■ **Stated exercise**
Identify and reproduce every line holding the string "Sector".

[Records]
+++

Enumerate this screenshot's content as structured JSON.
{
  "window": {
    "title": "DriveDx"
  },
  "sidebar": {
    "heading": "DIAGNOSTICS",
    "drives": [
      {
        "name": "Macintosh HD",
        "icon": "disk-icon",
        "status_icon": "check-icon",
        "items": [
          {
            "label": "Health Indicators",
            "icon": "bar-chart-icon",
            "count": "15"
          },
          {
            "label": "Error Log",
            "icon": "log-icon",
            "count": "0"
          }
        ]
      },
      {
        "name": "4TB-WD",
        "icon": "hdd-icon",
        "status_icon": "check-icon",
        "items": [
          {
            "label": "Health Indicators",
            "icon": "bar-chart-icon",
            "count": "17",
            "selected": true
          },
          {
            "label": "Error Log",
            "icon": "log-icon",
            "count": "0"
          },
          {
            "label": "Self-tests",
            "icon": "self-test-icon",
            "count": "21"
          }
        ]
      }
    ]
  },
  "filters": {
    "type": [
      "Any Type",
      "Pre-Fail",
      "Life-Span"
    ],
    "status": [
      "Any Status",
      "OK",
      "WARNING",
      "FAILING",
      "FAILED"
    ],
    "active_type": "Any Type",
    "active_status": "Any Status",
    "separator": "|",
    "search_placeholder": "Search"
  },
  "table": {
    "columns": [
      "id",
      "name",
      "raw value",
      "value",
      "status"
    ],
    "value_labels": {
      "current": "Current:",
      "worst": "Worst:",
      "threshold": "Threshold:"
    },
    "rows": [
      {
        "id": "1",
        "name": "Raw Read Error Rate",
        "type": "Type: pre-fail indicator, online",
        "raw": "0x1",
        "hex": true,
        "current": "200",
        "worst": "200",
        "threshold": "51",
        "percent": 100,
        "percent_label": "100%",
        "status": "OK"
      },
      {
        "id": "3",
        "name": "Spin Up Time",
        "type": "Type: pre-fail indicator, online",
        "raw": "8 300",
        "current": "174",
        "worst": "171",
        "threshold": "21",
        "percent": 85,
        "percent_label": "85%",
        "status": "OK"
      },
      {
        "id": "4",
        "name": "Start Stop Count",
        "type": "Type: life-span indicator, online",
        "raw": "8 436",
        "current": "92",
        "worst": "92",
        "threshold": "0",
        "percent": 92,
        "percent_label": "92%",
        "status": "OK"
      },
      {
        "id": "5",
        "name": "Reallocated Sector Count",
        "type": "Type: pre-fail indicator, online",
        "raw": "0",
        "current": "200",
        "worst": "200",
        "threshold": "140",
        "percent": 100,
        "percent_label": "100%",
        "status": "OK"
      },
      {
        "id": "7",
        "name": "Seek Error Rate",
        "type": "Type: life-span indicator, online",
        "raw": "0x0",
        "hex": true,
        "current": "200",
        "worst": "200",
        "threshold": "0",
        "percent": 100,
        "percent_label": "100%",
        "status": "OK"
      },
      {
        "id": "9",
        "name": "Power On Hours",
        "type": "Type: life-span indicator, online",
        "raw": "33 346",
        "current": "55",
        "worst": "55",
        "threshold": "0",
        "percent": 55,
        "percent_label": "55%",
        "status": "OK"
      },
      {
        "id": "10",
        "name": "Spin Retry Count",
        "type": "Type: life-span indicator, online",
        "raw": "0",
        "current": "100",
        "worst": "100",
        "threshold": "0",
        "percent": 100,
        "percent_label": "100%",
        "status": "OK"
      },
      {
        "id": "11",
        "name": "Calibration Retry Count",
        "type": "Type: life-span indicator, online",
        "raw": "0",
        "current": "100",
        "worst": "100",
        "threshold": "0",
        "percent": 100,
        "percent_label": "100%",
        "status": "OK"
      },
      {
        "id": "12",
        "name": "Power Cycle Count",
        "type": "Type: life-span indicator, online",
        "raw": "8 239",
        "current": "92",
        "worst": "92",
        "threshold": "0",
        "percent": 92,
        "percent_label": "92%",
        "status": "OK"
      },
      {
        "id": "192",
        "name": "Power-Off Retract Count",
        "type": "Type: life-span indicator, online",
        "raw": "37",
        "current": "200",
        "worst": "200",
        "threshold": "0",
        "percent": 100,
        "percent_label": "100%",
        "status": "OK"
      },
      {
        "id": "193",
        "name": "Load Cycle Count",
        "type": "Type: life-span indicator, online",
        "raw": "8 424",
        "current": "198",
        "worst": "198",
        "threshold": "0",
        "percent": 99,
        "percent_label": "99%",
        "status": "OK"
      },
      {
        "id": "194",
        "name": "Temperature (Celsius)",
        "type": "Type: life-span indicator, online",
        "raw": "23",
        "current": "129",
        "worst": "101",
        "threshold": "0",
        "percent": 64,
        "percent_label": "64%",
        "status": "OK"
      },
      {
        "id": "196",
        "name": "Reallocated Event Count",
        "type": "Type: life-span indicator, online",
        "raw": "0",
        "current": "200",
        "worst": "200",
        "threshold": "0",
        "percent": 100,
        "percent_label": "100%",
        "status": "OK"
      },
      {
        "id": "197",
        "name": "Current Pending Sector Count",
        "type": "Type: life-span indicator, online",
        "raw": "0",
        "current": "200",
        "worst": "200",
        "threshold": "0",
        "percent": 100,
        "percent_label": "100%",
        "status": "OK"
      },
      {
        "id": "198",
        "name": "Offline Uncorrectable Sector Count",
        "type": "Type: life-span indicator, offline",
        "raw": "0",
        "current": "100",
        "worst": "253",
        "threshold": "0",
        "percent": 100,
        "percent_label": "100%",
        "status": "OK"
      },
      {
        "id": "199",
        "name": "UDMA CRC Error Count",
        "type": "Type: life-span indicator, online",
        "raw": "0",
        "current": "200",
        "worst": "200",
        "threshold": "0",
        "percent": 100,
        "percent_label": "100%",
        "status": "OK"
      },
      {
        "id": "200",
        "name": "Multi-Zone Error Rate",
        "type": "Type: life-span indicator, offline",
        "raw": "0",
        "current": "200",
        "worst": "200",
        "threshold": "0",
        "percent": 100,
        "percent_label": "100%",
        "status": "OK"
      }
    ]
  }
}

+++

■ **Answer to the exercise**
        "name": "Reallocated Sector Count",
        "name": "Current Pending Sector Count",
        "name": "Offline Uncorrectable Sector Count",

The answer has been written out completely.